## START INPUT RECORDS

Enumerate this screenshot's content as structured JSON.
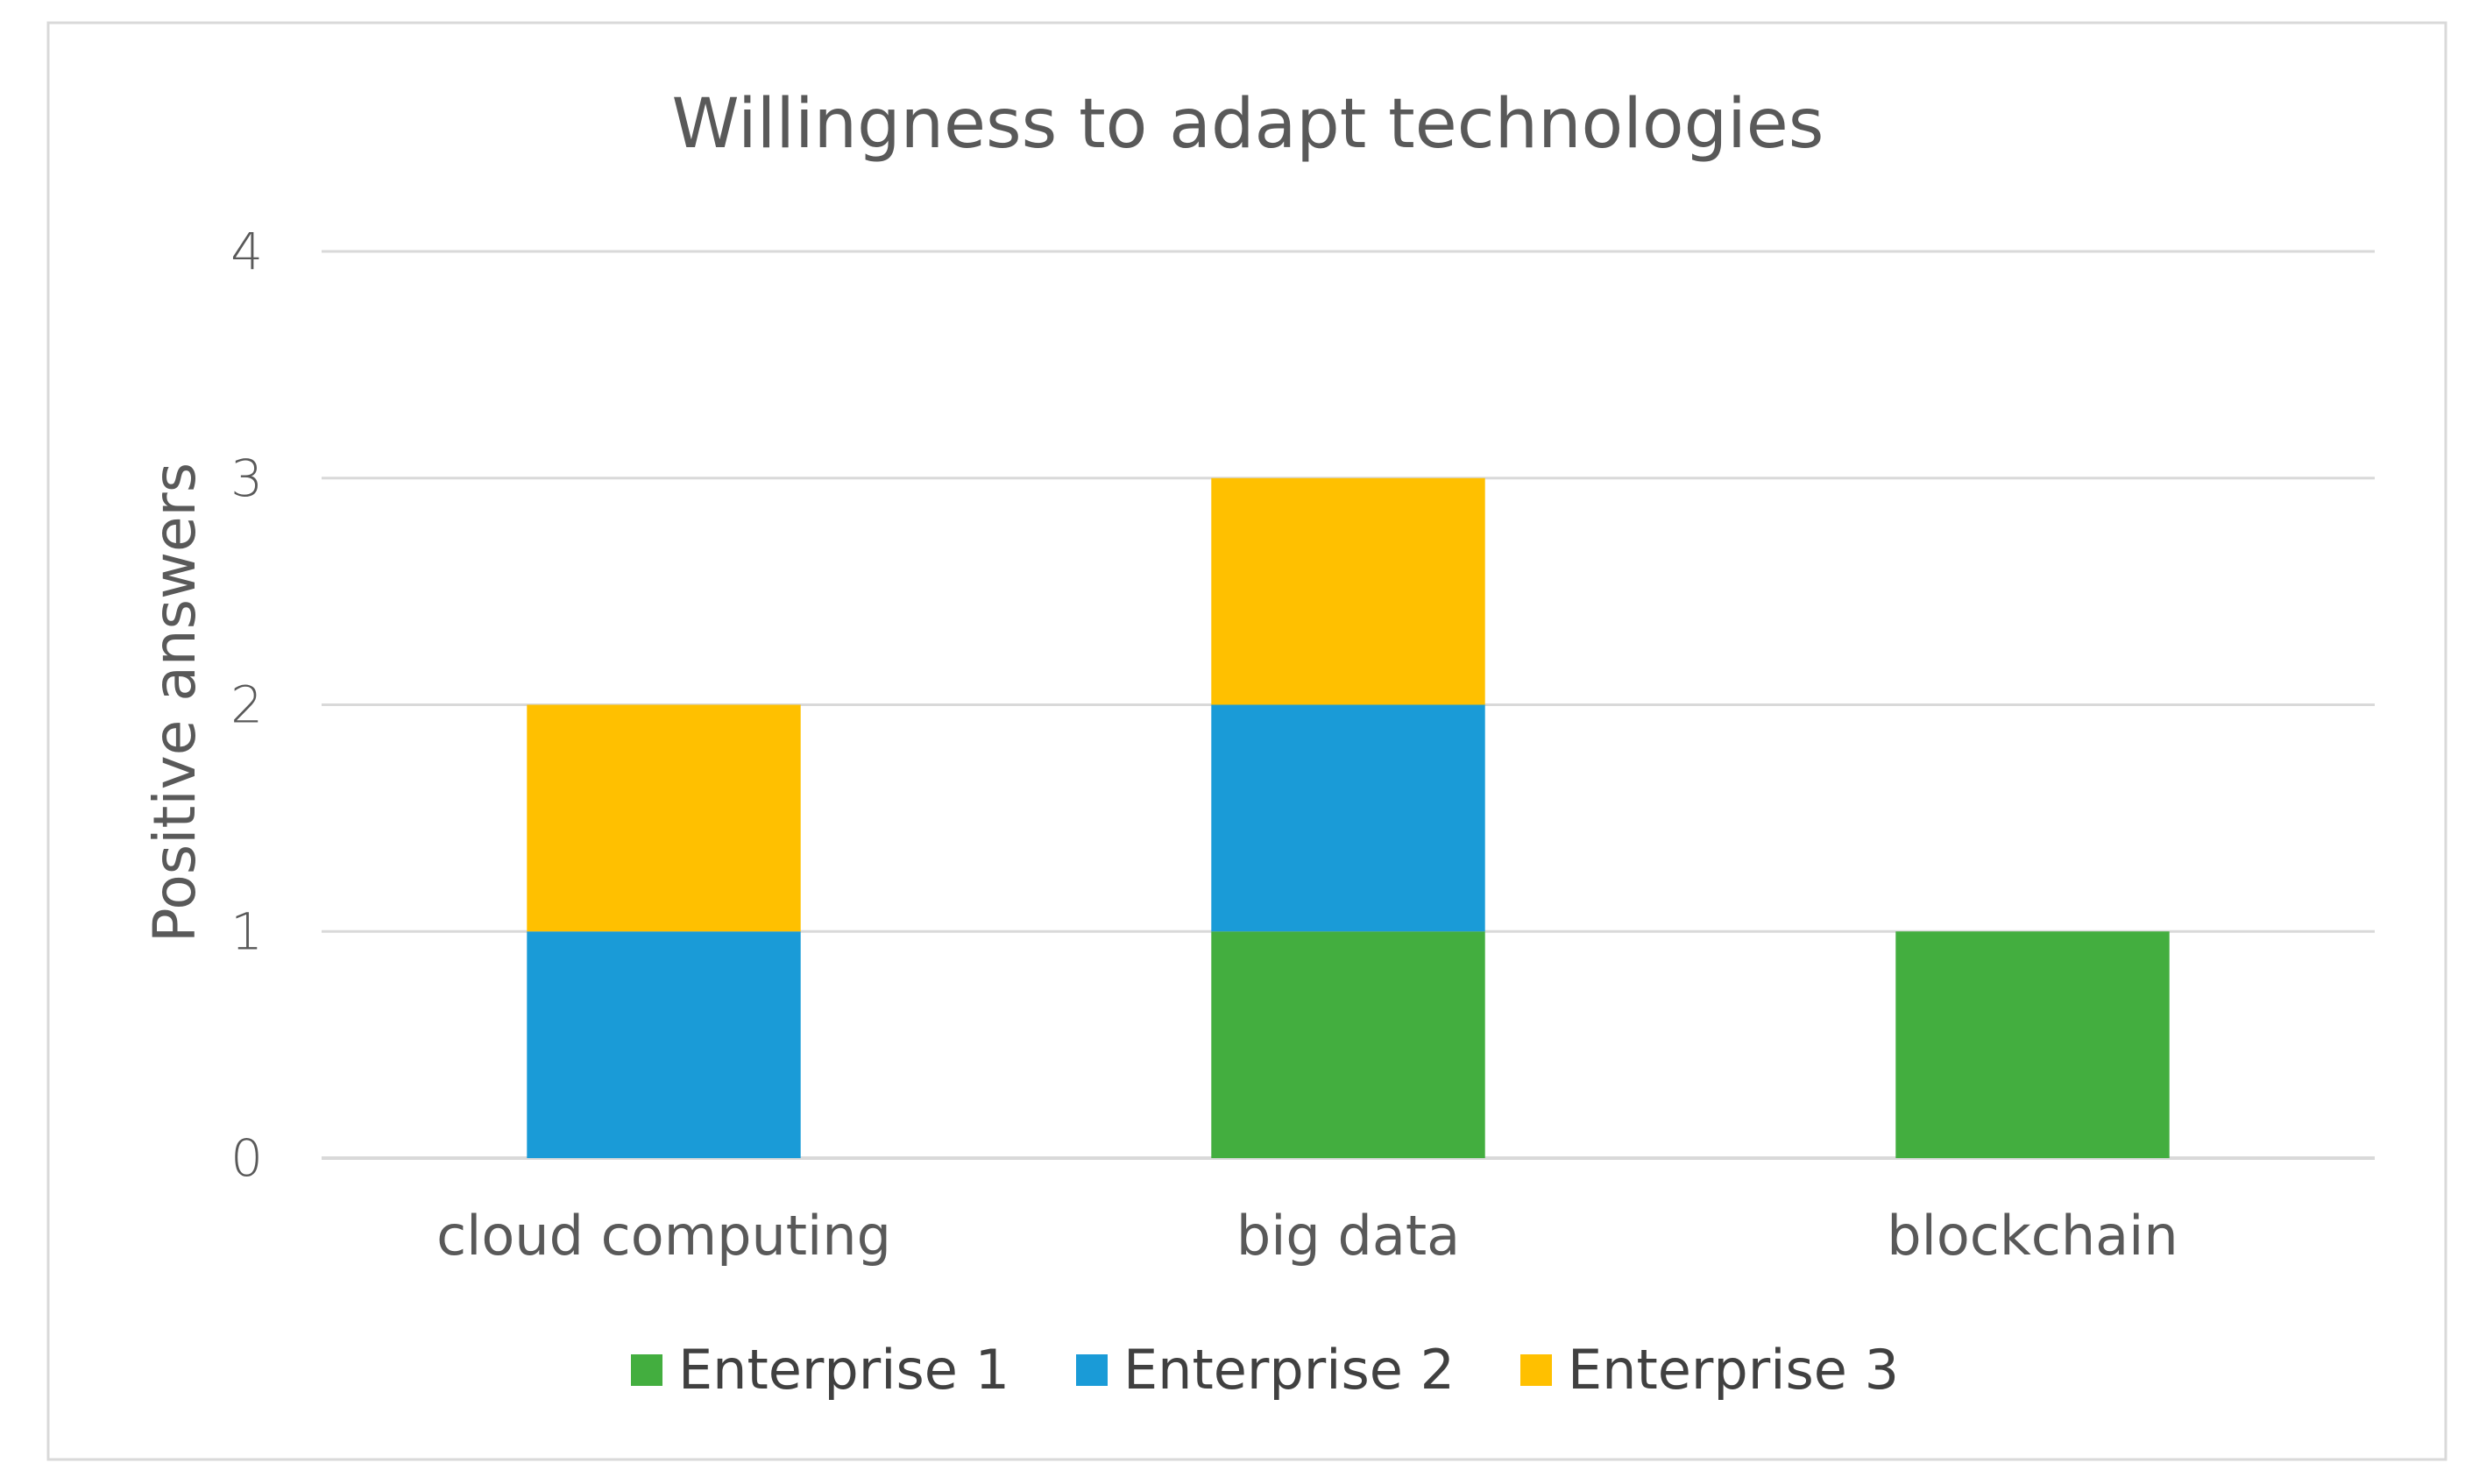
{
  "chart_data": {
    "type": "bar",
    "stacked": true,
    "title": "Willingness to adapt technologies",
    "xlabel": "",
    "ylabel": "Positive answers",
    "ylim": [
      0,
      4
    ],
    "yticks": [
      "0",
      "1",
      "2",
      "3",
      "4"
    ],
    "grid": true,
    "legend_position": "bottom",
    "categories": [
      "cloud computing",
      "big data",
      "blockchain"
    ],
    "series": [
      {
        "name": "Enterprise 1",
        "color": "#43AE3F",
        "values": [
          0,
          1,
          1
        ]
      },
      {
        "name": "Enterprise 2",
        "color": "#1A9BD7",
        "values": [
          1,
          1,
          0
        ]
      },
      {
        "name": "Enterprise 3",
        "color": "#FFC000",
        "values": [
          1,
          1,
          0
        ]
      }
    ]
  }
}
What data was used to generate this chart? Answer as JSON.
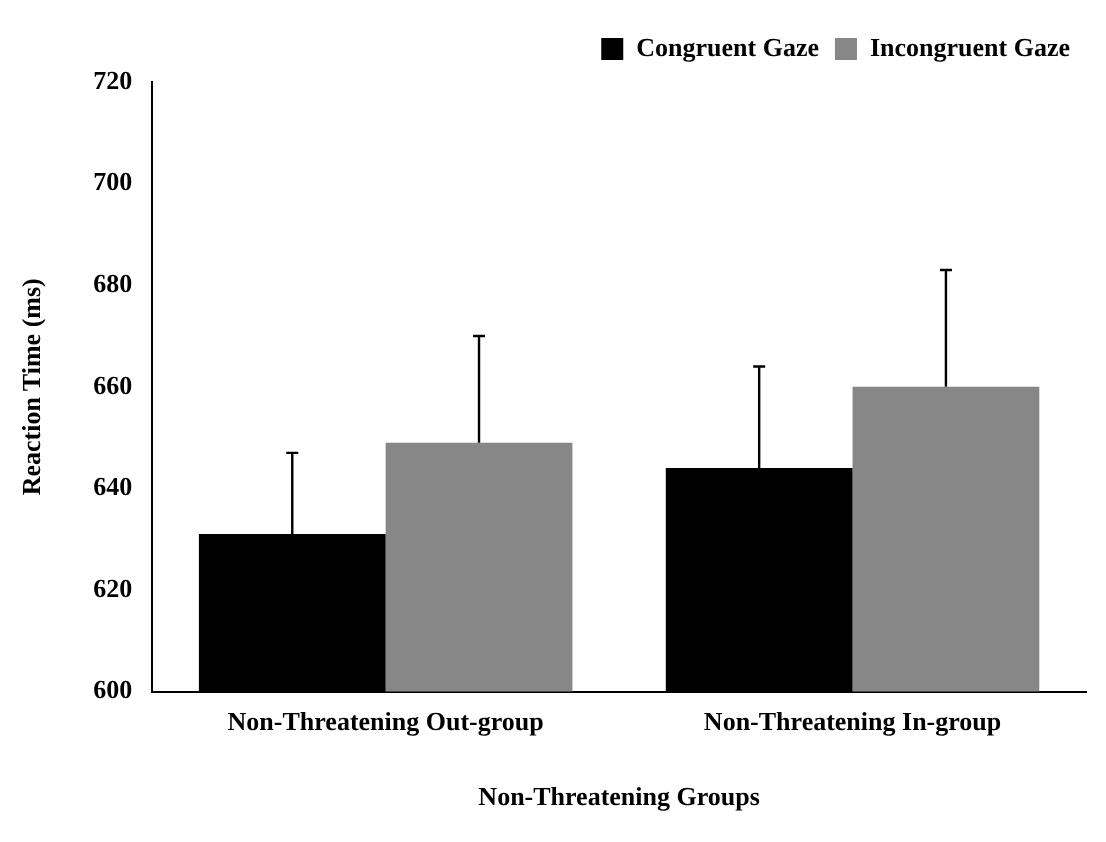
{
  "chart_data": {
    "type": "bar",
    "xlabel": "Non-Threatening Groups",
    "ylabel": "Reaction Time (ms)",
    "categories": [
      "Non-Threatening Out-group",
      "Non-Threatening In-group"
    ],
    "series": [
      {
        "name": "Congruent Gaze",
        "color": "#000000",
        "values": [
          631,
          644
        ],
        "errors": [
          [
            631,
            647
          ],
          [
            644,
            664
          ]
        ]
      },
      {
        "name": "Incongruent Gaze",
        "color": "#878787",
        "values": [
          649,
          660
        ],
        "errors": [
          [
            649,
            670
          ],
          [
            660,
            683
          ]
        ]
      }
    ],
    "ylim": [
      600,
      720
    ],
    "yticks": [
      600,
      620,
      640,
      660,
      680,
      700,
      720
    ],
    "grid": false,
    "legend": "top right"
  }
}
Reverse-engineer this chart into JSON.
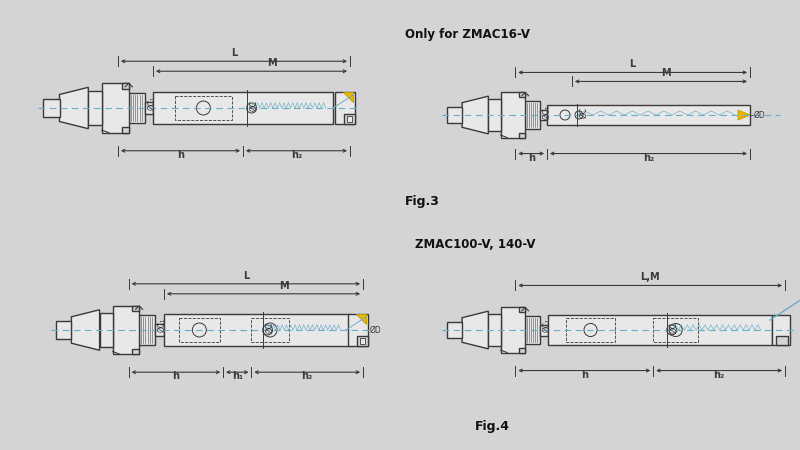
{
  "bg_color": "#d4d4d4",
  "line_color": "#3a3a3a",
  "dash_color": "#6aaec8",
  "white_fill": "#e8e8e8",
  "title1": "Only for ZMAC16-V",
  "title2": "ZMAC100-V, 140-V",
  "fig3": "Fig.3",
  "fig4": "Fig.4",
  "font_size_title": 8.5,
  "font_size_label": 6.5,
  "font_size_dim": 7,
  "font_size_fig": 9,
  "yellow": "#e8b800",
  "yellow_dark": "#c8a000"
}
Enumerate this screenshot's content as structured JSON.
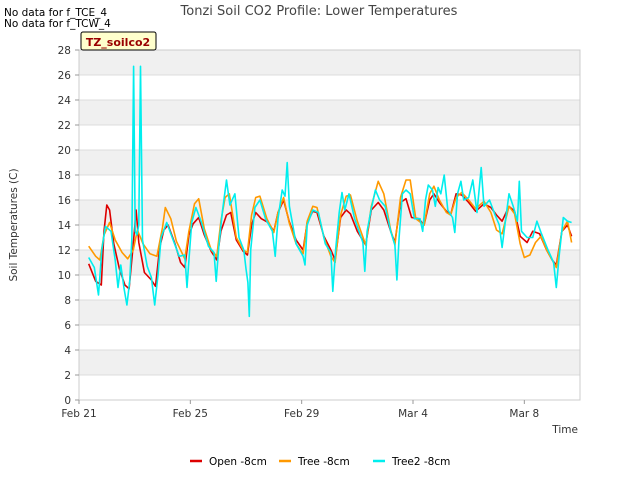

## END INPUT RECORDS

Identify the lines of the entries containing the string "this". Copy each such line.

Enumerate this screenshot's content as structured JSON.
What data was used to generate this chart? Answer as JSON.
Reverse-engineer this chart into JSON.
Enumerate this screenshot's content as structured JSON.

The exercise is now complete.